Please filter the listing below down to every line that contains the word "Polygon".

** Begin **

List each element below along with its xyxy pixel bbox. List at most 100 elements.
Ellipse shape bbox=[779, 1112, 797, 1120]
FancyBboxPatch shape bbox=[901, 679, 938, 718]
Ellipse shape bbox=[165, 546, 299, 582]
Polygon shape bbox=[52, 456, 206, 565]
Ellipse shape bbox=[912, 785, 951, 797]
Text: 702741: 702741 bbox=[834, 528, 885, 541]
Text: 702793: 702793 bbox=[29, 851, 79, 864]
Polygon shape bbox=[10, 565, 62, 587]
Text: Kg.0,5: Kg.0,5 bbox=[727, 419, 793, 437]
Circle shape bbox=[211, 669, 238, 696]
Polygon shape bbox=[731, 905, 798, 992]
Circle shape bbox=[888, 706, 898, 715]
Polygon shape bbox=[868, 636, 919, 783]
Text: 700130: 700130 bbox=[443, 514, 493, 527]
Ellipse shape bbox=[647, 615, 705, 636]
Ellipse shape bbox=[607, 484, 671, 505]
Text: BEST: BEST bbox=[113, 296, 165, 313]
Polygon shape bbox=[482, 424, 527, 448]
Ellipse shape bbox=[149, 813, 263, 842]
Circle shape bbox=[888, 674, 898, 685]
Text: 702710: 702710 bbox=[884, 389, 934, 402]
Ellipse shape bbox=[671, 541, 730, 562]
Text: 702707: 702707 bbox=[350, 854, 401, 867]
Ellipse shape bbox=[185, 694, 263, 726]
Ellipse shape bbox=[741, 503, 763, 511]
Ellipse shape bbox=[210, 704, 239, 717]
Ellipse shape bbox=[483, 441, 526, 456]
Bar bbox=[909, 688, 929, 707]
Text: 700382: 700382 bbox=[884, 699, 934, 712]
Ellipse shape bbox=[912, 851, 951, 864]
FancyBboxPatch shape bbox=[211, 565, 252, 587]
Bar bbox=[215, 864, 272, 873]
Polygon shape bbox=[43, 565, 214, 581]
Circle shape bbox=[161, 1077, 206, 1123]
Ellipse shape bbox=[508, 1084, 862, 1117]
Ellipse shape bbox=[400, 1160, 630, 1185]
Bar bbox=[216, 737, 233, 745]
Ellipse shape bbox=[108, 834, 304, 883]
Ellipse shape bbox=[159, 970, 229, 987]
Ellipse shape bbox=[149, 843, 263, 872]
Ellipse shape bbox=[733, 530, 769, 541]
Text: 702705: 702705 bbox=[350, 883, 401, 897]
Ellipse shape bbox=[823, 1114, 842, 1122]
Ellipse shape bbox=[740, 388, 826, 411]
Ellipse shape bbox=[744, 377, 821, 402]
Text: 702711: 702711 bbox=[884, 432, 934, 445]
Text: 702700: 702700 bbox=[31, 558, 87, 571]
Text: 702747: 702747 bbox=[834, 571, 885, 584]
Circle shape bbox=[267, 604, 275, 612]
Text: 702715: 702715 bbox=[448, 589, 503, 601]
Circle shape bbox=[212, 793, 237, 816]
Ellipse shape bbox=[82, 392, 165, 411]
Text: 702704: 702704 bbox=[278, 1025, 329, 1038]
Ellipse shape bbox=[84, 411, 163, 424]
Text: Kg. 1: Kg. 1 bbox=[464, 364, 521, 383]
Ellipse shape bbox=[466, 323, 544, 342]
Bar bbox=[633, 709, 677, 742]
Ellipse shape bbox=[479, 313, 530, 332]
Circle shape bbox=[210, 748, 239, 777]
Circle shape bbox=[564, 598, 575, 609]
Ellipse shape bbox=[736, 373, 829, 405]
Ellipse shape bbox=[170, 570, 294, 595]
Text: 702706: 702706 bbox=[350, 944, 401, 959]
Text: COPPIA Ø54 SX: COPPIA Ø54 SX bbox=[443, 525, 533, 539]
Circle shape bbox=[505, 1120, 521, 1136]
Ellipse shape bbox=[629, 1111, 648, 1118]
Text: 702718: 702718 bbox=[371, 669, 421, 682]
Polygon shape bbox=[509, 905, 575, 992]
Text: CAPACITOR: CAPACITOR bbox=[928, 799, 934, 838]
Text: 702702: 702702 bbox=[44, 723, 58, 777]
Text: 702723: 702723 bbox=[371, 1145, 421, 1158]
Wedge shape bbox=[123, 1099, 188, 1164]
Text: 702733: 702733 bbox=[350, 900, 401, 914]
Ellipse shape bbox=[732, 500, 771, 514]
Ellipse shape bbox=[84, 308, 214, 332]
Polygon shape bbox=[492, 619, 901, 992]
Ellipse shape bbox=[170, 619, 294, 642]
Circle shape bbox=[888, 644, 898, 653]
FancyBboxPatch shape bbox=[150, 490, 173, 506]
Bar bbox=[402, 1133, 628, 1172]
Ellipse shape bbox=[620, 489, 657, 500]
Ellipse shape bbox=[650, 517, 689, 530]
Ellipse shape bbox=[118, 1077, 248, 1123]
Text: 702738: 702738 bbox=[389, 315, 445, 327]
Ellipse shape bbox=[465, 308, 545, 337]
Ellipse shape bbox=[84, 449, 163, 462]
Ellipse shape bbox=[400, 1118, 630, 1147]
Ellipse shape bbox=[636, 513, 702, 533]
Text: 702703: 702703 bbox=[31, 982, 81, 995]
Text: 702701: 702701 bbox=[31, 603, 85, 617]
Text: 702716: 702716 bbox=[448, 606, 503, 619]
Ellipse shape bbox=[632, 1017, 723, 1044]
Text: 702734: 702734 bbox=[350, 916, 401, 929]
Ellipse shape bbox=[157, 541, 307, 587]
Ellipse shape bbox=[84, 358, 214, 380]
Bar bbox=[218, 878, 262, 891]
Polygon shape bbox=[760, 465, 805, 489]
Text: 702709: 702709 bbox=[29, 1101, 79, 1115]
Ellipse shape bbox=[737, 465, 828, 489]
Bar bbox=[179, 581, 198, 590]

** End **

• ANSWER TO THIS PROBLEM:
Polygon shape bbox=[52, 456, 206, 565]
Polygon shape bbox=[10, 565, 62, 587]
Polygon shape bbox=[731, 905, 798, 992]
Polygon shape bbox=[868, 636, 919, 783]
Polygon shape bbox=[482, 424, 527, 448]
Polygon shape bbox=[43, 565, 214, 581]
Polygon shape bbox=[509, 905, 575, 992]
Polygon shape bbox=[492, 619, 901, 992]
Polygon shape bbox=[760, 465, 805, 489]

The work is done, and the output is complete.